## Exercise description
Copy every line of the data that contains the string "content".

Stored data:
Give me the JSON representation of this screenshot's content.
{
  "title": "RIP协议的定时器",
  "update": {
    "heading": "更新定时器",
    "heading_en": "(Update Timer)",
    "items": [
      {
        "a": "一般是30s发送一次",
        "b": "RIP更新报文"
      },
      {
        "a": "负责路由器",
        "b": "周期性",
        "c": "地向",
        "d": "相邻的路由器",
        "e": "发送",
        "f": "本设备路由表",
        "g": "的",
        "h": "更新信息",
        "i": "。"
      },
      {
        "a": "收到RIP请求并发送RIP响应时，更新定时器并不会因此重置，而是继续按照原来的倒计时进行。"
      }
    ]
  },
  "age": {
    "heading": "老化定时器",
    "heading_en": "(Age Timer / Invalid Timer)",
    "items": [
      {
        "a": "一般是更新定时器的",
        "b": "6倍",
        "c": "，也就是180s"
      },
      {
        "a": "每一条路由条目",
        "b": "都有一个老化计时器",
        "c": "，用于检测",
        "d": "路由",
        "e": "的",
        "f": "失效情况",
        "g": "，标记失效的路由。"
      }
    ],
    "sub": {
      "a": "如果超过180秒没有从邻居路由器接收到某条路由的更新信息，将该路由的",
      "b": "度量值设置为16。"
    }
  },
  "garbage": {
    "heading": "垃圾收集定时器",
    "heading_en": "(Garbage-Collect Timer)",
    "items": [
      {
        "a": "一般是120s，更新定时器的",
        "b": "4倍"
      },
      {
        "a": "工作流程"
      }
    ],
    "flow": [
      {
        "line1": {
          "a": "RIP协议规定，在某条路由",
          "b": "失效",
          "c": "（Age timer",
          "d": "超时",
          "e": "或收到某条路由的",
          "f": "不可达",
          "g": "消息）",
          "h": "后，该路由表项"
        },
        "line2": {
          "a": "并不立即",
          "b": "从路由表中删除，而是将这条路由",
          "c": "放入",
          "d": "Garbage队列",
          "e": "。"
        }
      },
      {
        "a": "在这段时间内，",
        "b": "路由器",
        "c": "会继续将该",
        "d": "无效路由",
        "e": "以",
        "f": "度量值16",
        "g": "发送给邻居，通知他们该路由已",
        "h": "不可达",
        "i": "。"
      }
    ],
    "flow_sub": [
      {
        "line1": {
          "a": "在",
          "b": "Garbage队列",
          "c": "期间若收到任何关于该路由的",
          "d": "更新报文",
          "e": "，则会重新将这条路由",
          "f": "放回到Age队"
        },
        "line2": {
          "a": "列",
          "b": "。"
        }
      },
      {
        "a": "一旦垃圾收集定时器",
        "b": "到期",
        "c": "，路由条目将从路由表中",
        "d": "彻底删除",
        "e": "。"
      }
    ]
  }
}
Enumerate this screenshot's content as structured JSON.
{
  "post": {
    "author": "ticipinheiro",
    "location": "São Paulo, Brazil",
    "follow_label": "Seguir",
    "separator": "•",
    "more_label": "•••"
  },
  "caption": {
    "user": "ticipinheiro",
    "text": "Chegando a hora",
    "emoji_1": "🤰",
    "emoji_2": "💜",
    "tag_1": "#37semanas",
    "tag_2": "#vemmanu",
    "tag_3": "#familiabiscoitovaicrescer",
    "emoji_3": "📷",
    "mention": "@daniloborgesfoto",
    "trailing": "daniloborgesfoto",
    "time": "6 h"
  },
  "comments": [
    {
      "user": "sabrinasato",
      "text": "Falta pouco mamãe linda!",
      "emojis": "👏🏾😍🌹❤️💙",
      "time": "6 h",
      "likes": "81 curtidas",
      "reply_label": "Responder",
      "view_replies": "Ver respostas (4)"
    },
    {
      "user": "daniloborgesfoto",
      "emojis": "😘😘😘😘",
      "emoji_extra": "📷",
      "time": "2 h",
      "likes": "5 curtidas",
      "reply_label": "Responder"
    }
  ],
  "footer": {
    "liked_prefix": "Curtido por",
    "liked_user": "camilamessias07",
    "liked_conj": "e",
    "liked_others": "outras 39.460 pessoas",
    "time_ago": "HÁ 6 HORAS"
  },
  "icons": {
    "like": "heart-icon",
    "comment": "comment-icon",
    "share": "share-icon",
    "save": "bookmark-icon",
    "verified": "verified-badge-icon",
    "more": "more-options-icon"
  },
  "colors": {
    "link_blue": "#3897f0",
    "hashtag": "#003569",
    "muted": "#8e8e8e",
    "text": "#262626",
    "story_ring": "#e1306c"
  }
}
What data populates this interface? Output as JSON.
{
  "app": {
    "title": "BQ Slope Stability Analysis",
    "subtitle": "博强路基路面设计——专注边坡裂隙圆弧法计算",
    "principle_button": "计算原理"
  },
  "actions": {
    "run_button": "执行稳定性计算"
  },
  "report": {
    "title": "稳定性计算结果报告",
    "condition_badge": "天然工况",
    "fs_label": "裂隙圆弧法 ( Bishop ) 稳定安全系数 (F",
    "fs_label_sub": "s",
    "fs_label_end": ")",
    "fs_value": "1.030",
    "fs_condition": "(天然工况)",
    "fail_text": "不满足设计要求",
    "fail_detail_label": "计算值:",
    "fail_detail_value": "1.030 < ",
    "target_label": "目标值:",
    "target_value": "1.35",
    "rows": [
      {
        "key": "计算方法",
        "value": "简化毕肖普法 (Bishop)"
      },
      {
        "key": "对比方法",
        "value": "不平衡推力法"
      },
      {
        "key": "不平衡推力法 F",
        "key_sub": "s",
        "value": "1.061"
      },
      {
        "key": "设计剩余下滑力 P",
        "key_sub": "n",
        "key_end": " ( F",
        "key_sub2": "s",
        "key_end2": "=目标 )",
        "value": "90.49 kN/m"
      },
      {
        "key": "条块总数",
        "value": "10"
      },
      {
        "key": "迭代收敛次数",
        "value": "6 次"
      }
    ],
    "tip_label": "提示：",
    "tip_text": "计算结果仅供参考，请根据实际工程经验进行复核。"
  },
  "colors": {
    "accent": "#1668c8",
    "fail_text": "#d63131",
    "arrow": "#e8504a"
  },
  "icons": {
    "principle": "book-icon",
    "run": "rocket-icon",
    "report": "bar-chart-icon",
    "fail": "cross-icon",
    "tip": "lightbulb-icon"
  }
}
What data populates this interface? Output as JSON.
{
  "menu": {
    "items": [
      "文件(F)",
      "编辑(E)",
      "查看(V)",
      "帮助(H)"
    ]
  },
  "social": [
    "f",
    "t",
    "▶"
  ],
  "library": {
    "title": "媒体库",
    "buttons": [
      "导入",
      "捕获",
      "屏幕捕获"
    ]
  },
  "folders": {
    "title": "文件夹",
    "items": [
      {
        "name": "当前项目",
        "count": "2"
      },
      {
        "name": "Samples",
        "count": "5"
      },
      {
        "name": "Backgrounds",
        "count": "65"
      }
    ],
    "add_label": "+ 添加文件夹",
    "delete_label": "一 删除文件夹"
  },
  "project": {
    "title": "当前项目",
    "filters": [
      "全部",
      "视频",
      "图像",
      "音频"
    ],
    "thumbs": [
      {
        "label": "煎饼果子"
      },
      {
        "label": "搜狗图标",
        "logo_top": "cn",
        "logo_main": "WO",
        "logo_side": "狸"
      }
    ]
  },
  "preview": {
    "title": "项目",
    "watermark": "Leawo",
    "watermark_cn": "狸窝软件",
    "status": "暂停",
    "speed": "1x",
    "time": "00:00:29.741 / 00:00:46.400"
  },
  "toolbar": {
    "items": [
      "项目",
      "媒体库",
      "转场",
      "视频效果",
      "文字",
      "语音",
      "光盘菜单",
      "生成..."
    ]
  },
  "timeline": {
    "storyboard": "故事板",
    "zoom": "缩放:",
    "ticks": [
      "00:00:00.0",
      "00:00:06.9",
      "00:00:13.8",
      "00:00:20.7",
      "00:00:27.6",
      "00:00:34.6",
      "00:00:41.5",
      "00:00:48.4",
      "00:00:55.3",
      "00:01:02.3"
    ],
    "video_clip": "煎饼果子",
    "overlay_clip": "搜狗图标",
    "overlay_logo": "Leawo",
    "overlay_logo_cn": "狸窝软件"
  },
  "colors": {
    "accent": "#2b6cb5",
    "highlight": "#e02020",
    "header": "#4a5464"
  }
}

## Response
Give me the JSON representation of this screenshot's content.
Enumerate this screenshot's content as structured JSON.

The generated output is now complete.